**Text extract:**
The Fine Art Of Book Promotion

Hooray, finally, it’s out!  Our short story collection – LOVE, LIES AND OTHER DECEPTIONS – is for sale on Amazon, birthed perhaps with more of a raspy mumble than a shout.  Oh, we’ve mentioned it in our newsletters, blog posts, blasted a multitude of tweets on Twitter, posted the news on our personal and professional Facebook pages and offered it at a special launch price of 99 cents.  Our review team has received advance copies and so far we’ve garnished five reviews, happily all 5 star.  And so off goes another book baby into the big wide world.

Which begs the question – how do you get your book noticed? When our first novel, How To Survive Your Sisters, was launched by Arrow, the publicity department handled everything, arranged radio interviews and a Daily Express two-page spread.  We had a brief glorious taste of the celebrity author life, flowers from editor and agent, champagne launch parties. We sat outside Waterstones signing copies as Lorraine’s American (and born salesman) husband, Gary, dragged unsuspecting passers-by over to our little table.  Alas, the whole thing coincided with the stock market crash and despite good reviews, our sales, although respectable, could hardly compete with the massive despondency that hit the publishing world that year.

**Information supplied:**
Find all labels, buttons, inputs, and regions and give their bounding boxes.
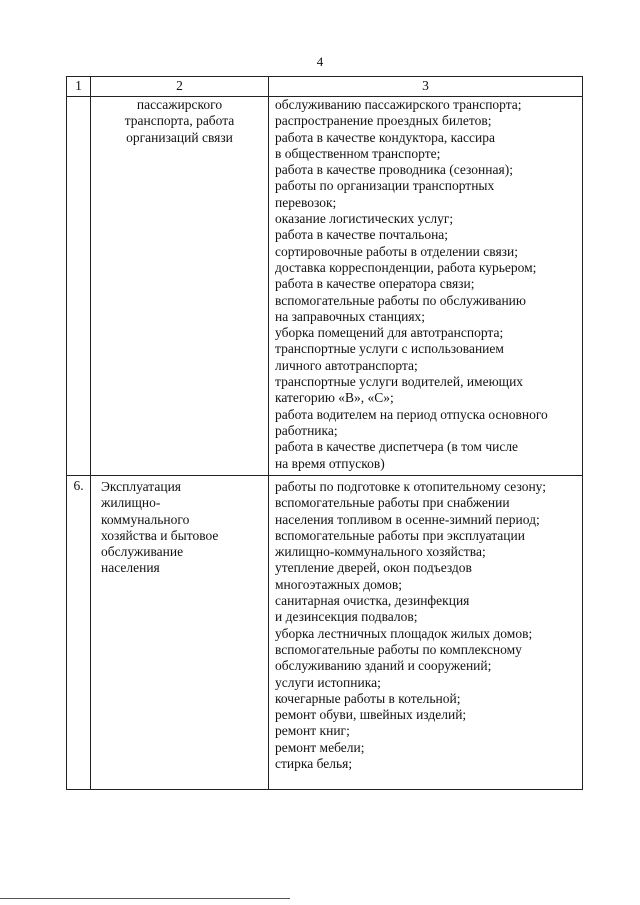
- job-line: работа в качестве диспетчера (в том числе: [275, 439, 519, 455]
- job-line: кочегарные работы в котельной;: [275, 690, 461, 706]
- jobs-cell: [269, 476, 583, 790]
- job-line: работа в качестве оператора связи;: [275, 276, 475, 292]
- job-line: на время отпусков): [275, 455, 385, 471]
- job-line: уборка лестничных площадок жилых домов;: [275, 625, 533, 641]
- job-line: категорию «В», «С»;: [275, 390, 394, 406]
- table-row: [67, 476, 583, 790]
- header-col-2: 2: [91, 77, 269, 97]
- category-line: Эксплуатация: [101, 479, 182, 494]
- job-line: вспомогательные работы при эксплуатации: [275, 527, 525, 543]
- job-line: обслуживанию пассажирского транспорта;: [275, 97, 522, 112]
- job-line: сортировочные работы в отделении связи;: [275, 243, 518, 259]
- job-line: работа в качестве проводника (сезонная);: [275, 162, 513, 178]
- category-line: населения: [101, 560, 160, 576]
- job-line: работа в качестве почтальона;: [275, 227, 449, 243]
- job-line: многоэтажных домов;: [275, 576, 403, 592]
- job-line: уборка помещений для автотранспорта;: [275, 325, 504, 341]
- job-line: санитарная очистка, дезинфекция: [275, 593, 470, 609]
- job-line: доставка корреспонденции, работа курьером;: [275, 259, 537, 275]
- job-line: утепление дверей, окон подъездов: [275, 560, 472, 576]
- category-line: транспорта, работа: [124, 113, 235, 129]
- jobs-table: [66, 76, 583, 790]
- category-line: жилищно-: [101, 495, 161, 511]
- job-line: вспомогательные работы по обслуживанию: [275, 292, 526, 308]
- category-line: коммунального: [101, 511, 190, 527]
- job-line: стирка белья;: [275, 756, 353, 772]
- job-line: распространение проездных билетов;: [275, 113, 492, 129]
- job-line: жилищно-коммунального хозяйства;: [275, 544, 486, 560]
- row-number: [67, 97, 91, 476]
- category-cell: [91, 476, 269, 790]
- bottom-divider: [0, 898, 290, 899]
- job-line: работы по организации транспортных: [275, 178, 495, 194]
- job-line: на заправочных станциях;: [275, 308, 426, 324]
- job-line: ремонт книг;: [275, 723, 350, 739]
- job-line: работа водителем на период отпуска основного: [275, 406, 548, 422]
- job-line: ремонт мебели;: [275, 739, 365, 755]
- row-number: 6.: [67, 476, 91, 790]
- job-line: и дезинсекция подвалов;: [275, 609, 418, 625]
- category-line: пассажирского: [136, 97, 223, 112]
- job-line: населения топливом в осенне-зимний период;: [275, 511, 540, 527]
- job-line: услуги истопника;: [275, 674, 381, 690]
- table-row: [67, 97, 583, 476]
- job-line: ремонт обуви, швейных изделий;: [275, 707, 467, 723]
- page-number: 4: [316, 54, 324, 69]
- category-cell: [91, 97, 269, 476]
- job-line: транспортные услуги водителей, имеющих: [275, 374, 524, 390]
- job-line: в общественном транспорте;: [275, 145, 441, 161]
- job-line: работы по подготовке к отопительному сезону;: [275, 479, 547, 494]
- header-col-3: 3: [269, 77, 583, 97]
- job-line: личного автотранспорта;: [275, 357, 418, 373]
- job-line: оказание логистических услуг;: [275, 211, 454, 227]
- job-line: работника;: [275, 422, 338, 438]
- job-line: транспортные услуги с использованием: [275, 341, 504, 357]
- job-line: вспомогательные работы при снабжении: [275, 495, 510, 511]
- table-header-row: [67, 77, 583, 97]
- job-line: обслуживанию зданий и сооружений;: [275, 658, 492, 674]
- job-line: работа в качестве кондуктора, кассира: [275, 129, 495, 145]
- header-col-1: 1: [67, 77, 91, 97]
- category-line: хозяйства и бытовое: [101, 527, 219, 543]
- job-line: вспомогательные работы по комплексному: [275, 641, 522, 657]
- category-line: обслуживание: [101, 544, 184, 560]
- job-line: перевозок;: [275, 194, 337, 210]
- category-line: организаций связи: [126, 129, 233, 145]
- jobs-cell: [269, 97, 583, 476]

**Work to do:** In the book promotion text above, which publisher launched the novel How To Survive Your Sisters?

**Exercise answer:** Arrow